Quote the whole listing word for word. Do not include the pictures.

▶ **Material for the task**
++++++++++++++++++++

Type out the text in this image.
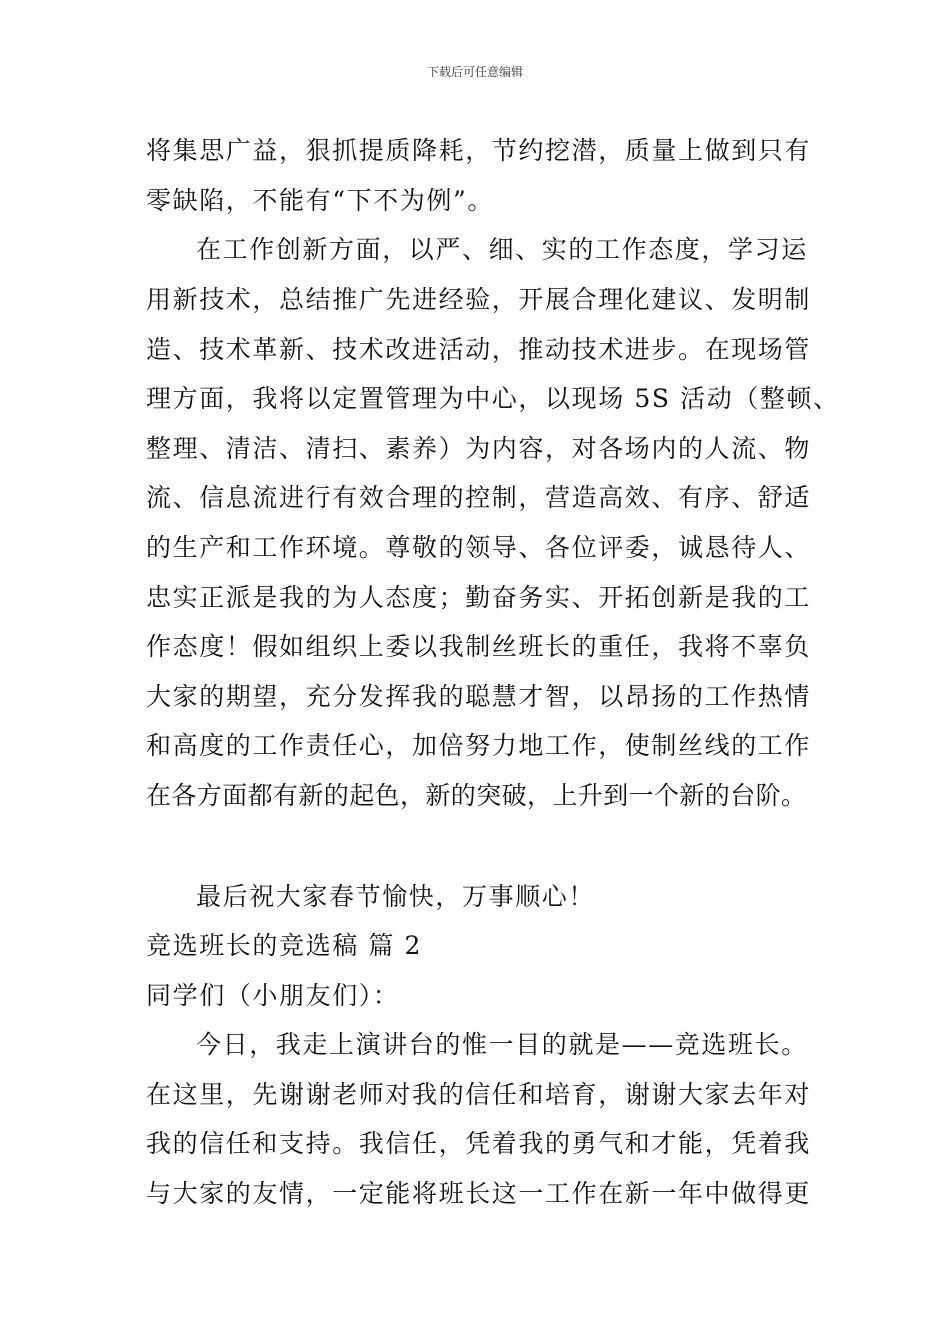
下载后可任意编辑
将集思广益，狠抓提质降耗，节约挖潜，质量上做到只有
零缺陷，不能有“下不为例”。
在工作创新方面，以严、细、实的工作态度，学习运
用新技术，总结推广先进经验，开展合理化建议、发明制
造、技术革新、技术改进活动，推动技术进步。在现场管
理方面，我将以定置管理为中心，以现场 5S 活动（整顿、
整理、清洁、清扫、素养）为内容，对各场内的人流、物
流、信息流进行有效合理的控制，营造高效、有序、舒适
的生产和工作环境。尊敬的领导、各位评委，诚恳待人、
忠实正派是我的为人态度；勤奋务实、开拓创新是我的工
作态度！假如组织上委以我制丝班长的重任，我将不辜负
大家的期望，充分发挥我的聪慧才智，以昂扬的工作热情
和高度的工作责任心，加倍努力地工作，使制丝线的工作
在各方面都有新的起色，新的突破，上升到一个新的台阶。
最后祝大家春节愉快，万事顺心！
竞选班长的竞选稿 篇 2
同学们（小朋友们）：
今日，我走上演讲台的惟一目的就是——竞选班长。
在这里，先谢谢老师对我的信任和培育，谢谢大家去年对
我的信任和支持。我信任，凭着我的勇气和才能，凭着我
与大家的友情，一定能将班长这一工作在新一年中做得更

++++++++++++++++++++

▶ **Result of the task**
Type out the text in this image.
下载后可任意编辑
将集思广益，狠抓提质降耗，节约挖潜，质量上做到只有
零缺陷，不能有“下不为例”。
在工作创新方面，以严、细、实的工作态度，学习运
用新技术，总结推广先进经验，开展合理化建议、发明制
造、技术革新、技术改进活动，推动技术进步。在现场管
理方面，我将以定置管理为中心，以现场 5S 活动（整顿、
整理、清洁、清扫、素养）为内容，对各场内的人流、物
流、信息流进行有效合理的控制，营造高效、有序、舒适
的生产和工作环境。尊敬的领导、各位评委，诚恳待人、
忠实正派是我的为人态度；勤奋务实、开拓创新是我的工
作态度！假如组织上委以我制丝班长的重任，我将不辜负
大家的期望，充分发挥我的聪慧才智，以昂扬的工作热情
和高度的工作责任心，加倍努力地工作，使制丝线的工作
在各方面都有新的起色，新的突破，上升到一个新的台阶。
最后祝大家春节愉快，万事顺心！
竞选班长的竞选稿 篇 2
同学们（小朋友们）：
今日，我走上演讲台的惟一目的就是——竞选班长。
在这里，先谢谢老师对我的信任和培育，谢谢大家去年对
我的信任和支持。我信任，凭着我的勇气和才能，凭着我
与大家的友情，一定能将班长这一工作在新一年中做得更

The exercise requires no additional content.